Stated exercise
Can you write out all the lines word for word, with no pictures?

Recorded data:
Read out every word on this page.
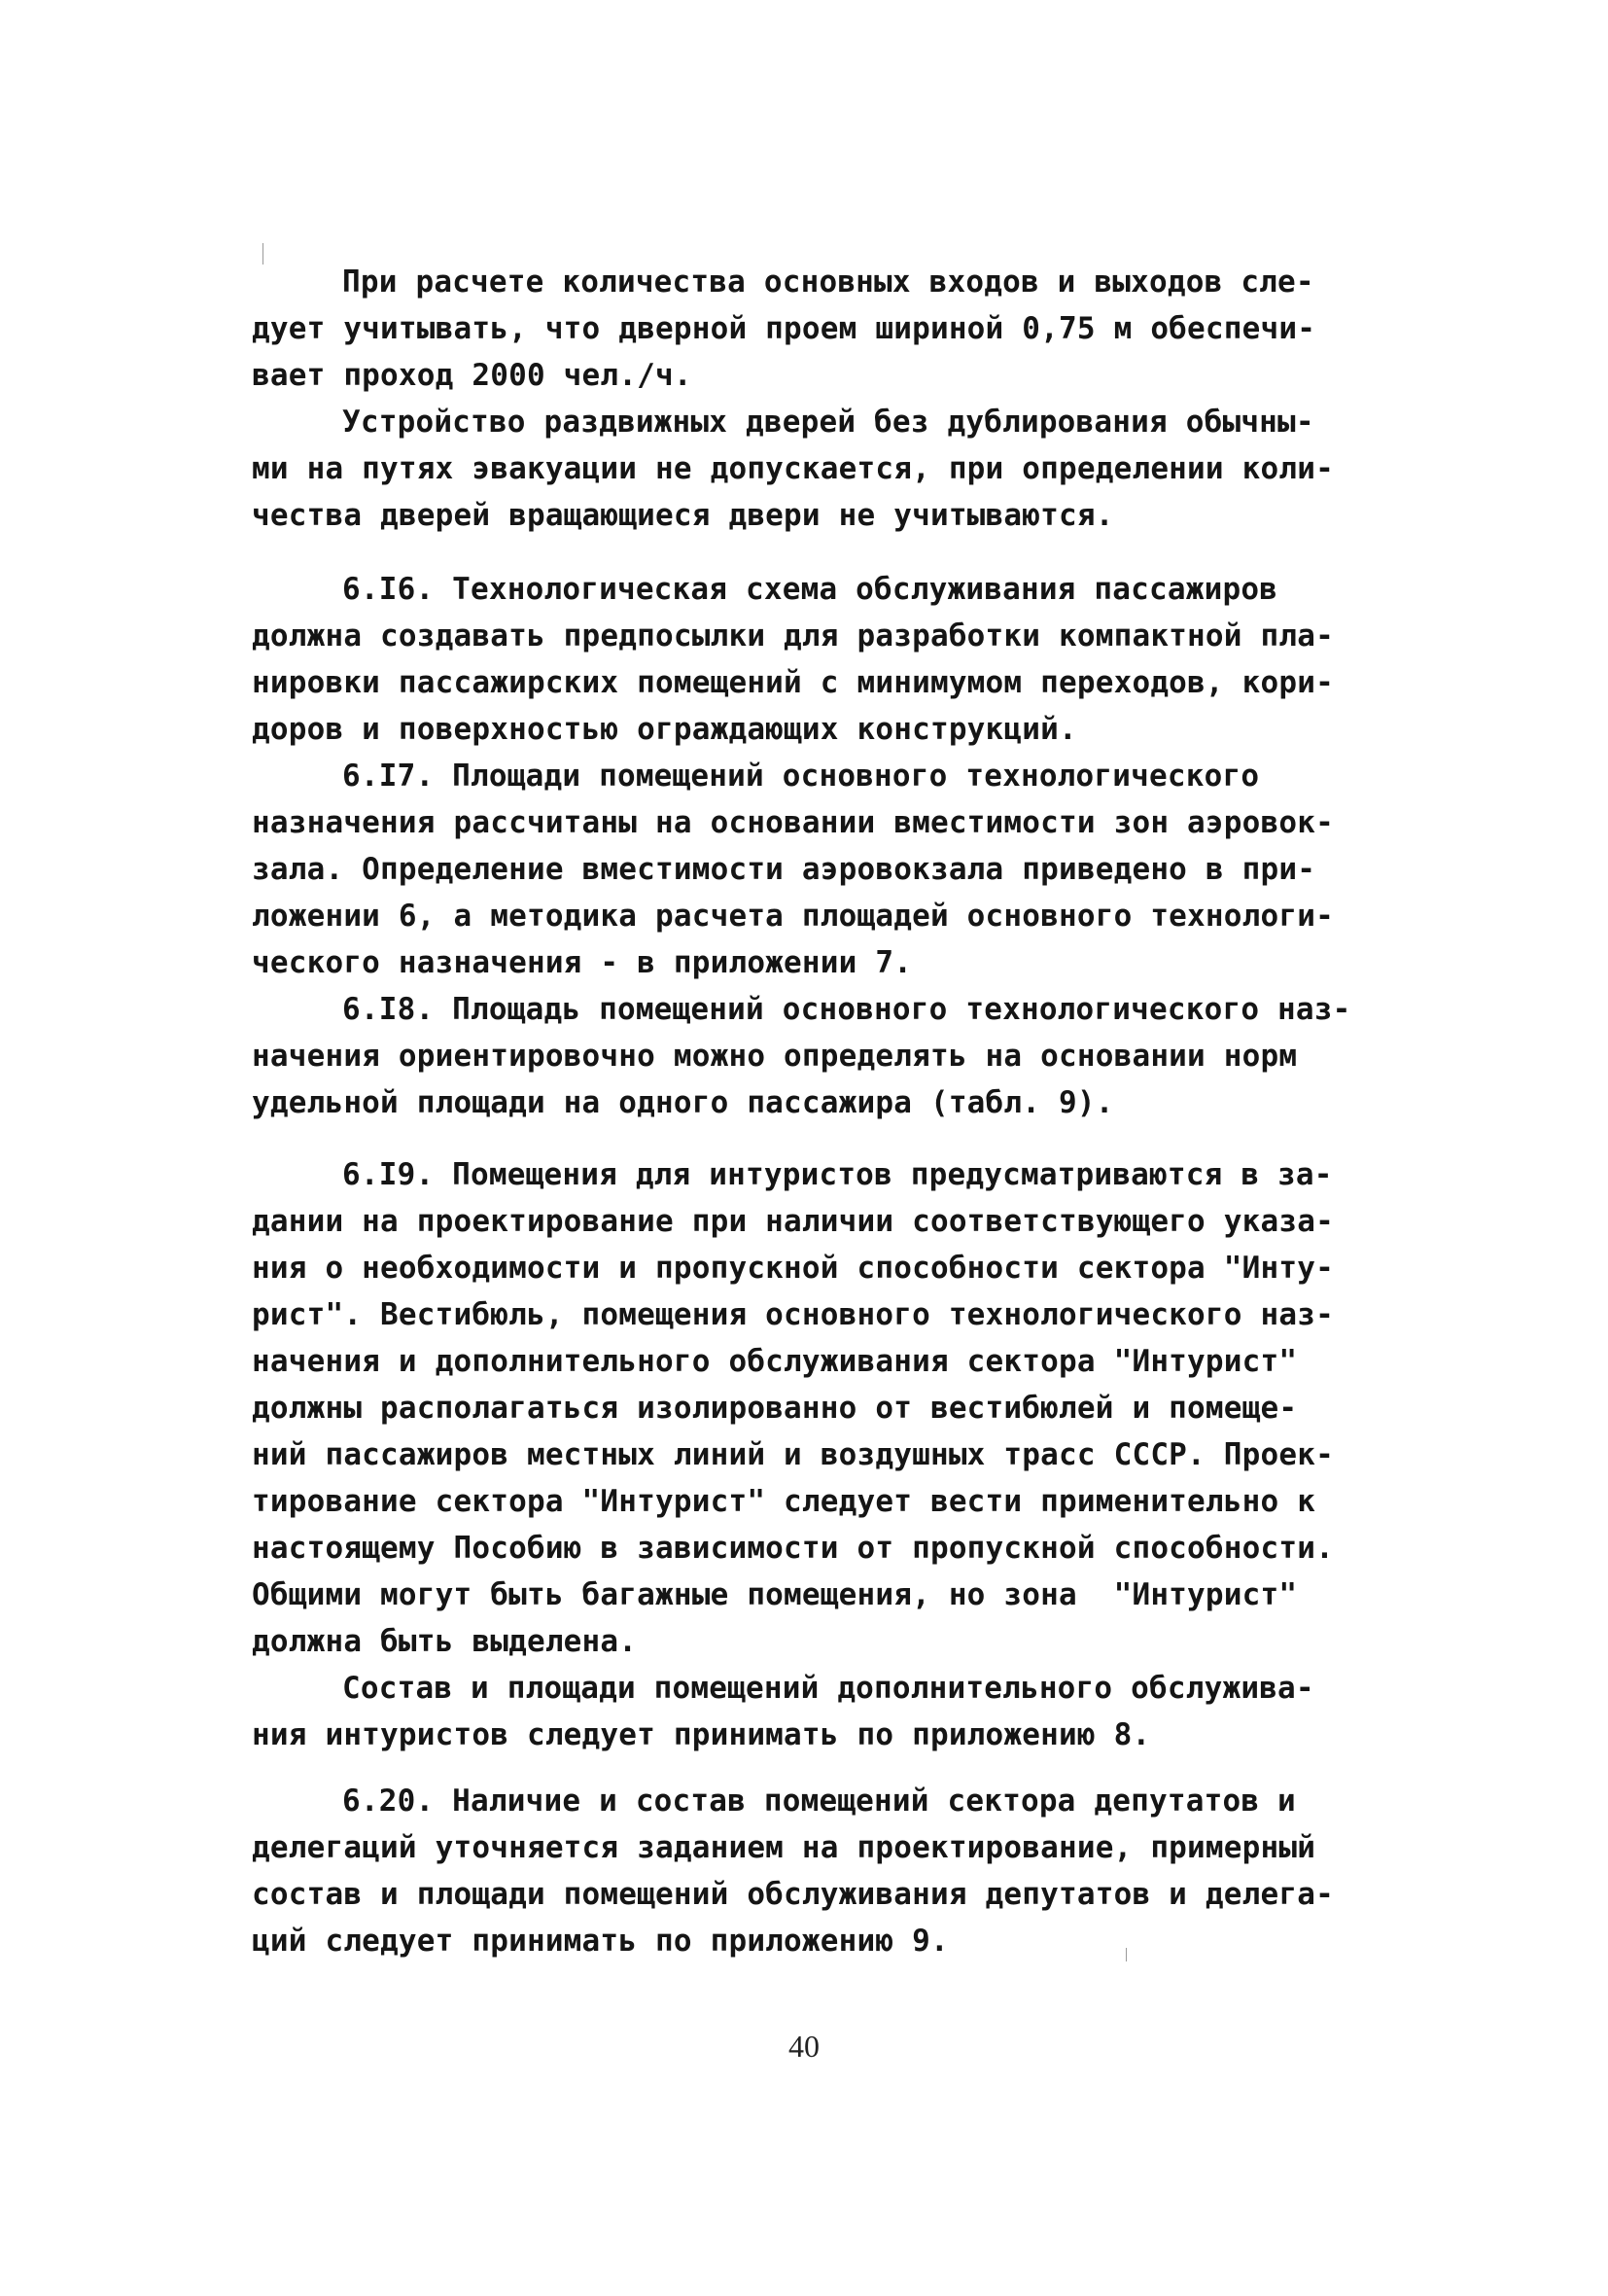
При расчете количества основных входов и выходов сле-
дует учитывать, что дверной проем шириной 0,75 м обеспечи-
вает проход 2000 чел./ч.
Устройство раздвижных дверей без дублирования обычны-
ми на путях эвакуации не допускается, при определении коли-
чества дверей вращающиеся двери не учитываются.
6.I6. Технологическая схема обслуживания пассажиров
должна создавать предпосылки для разработки компактной пла-
нировки пассажирских помещений с минимумом переходов, кори-
доров и поверхностью ограждающих конструкций.
6.I7. Площади помещений основного технологического
назначения рассчитаны на основании вместимости зон аэровок-
зала. Определение вместимости аэровокзала приведено в при-
ложении 6, а методика расчета площадей основного технологи-
ческого назначения - в приложении 7.
6.I8. Площадь помещений основного технологического наз-
начения ориентировочно можно определять на основании норм
удельной площади на одного пассажира (табл. 9).
6.I9. Помещения для интуристов предусматриваются в за-
дании на проектирование при наличии соответствующего указа-
ния о необходимости и пропускной способности сектора "Инту-
рист". Вестибюль, помещения основного технологического наз-
начения и дополнительного обслуживания сектора "Интурист"
должны располагаться изолированно от вестибюлей и помеще-
ний пассажиров местных линий и воздушных трасс СССР. Проек-
тирование сектора "Интурист" следует вести применительно к
настоящему Пособию в зависимости от пропускной способности.
Общими могут быть багажные помещения, но зона  "Интурист"
должна быть выделена.
Состав и площади помещений дополнительного обслужива-
ния интуристов следует принимать по приложению 8.
6.20. Наличие и состав помещений сектора депутатов и
делегаций уточняется заданием на проектирование, примерный
состав и площади помещений обслуживания депутатов и делега-
ций следует принимать по приложению 9.
40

Task answer
Read out every word on this page.
При расчете количества основных входов и выходов сле-
дует учитывать, что дверной проем шириной 0,75 м обеспечи-
вает проход 2000 чел./ч.
Устройство раздвижных дверей без дублирования обычны-
ми на путях эвакуации не допускается, при определении коли-
чества дверей вращающиеся двери не учитываются.
6.I6. Технологическая схема обслуживания пассажиров
должна создавать предпосылки для разработки компактной пла-
нировки пассажирских помещений с минимумом переходов, кори-
доров и поверхностью ограждающих конструкций.
6.I7. Площади помещений основного технологического
назначения рассчитаны на основании вместимости зон аэровок-
зала. Определение вместимости аэровокзала приведено в при-
ложении 6, а методика расчета площадей основного технологи-
ческого назначения - в приложении 7.
6.I8. Площадь помещений основного технологического наз-
начения ориентировочно можно определять на основании норм
удельной площади на одного пассажира (табл. 9).
6.I9. Помещения для интуристов предусматриваются в за-
дании на проектирование при наличии соответствующего указа-
ния о необходимости и пропускной способности сектора "Инту-
рист". Вестибюль, помещения основного технологического наз-
начения и дополнительного обслуживания сектора "Интурист"
должны располагаться изолированно от вестибюлей и помеще-
ний пассажиров местных линий и воздушных трасс СССР. Проек-
тирование сектора "Интурист" следует вести применительно к
настоящему Пособию в зависимости от пропускной способности.
Общими могут быть багажные помещения, но зона  "Интурист"
должна быть выделена.
Состав и площади помещений дополнительного обслужива-
ния интуристов следует принимать по приложению 8.
6.20. Наличие и состав помещений сектора депутатов и
делегаций уточняется заданием на проектирование, примерный
состав и площади помещений обслуживания депутатов и делега-
ций следует принимать по приложению 9.
40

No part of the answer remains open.